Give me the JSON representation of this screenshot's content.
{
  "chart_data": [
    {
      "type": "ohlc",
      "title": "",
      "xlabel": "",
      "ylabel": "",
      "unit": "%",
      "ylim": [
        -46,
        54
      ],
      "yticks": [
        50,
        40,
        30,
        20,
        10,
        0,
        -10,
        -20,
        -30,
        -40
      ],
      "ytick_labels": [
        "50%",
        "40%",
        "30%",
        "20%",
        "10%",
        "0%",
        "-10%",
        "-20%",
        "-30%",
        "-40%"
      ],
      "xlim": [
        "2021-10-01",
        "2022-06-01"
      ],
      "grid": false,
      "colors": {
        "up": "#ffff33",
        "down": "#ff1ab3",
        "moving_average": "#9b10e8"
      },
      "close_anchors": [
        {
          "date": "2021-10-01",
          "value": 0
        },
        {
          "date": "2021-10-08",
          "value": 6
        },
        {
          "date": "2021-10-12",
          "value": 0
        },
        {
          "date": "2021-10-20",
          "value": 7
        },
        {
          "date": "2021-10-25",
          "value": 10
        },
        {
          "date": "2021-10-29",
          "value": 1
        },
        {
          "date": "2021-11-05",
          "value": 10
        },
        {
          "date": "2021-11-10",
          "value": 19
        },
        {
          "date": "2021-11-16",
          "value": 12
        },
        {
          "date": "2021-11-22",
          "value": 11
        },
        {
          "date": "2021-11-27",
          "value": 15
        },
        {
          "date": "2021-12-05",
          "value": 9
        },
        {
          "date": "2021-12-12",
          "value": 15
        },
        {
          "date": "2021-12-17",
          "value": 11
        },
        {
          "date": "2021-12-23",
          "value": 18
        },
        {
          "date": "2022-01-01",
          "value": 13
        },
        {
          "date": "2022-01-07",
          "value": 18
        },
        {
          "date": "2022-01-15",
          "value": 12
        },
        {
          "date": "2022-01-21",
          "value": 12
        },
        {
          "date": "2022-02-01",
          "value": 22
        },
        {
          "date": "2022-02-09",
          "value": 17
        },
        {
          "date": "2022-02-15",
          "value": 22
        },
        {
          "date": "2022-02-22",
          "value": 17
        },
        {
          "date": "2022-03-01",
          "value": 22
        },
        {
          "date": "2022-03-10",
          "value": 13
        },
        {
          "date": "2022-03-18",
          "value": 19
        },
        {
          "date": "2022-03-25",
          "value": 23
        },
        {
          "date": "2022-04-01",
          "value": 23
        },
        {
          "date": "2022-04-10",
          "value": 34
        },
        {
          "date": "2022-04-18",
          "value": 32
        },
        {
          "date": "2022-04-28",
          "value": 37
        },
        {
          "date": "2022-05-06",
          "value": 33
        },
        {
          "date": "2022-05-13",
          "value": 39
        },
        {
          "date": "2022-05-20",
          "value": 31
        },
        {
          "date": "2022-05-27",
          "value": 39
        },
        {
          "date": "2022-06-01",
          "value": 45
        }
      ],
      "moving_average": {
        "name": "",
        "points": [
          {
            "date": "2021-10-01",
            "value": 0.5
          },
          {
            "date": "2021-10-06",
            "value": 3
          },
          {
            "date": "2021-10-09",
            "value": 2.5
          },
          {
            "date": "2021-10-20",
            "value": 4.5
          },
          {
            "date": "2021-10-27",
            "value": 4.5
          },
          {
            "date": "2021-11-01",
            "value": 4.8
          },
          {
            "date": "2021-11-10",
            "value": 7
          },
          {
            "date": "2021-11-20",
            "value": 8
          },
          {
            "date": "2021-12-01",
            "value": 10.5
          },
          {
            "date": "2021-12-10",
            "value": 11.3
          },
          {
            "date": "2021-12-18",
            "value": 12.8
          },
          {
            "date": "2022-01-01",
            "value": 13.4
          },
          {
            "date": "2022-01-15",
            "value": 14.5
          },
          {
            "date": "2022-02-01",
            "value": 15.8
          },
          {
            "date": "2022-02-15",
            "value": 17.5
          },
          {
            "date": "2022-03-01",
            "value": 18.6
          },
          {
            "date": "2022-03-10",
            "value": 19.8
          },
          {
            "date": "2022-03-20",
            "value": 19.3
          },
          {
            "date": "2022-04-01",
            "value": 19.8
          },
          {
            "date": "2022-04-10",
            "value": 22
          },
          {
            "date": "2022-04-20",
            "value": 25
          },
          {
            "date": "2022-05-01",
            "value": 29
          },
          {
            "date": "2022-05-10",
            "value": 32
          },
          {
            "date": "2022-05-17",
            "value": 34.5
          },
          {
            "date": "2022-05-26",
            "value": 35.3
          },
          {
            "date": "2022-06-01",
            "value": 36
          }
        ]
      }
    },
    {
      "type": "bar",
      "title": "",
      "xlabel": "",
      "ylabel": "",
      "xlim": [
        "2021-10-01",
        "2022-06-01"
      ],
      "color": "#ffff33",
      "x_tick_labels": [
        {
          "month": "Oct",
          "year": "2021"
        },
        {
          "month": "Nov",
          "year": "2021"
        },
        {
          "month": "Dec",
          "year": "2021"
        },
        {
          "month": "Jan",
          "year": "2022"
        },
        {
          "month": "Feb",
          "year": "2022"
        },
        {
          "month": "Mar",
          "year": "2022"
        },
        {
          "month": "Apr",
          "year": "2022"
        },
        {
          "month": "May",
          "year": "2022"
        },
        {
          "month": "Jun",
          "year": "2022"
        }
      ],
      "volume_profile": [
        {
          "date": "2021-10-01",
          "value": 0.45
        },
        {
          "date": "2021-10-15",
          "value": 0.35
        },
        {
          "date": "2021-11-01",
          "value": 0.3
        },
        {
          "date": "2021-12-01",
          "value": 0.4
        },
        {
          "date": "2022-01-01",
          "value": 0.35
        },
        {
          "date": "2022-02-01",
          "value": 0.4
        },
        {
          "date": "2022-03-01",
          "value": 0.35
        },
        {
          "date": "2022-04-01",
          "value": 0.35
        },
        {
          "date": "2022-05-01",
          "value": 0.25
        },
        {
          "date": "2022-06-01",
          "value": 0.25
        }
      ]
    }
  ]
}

> WHAT YOU HAVE TO DO: State the number of lines in this listing that contain the string "month", and add nothing else.

> EXERCISE RESULT: 9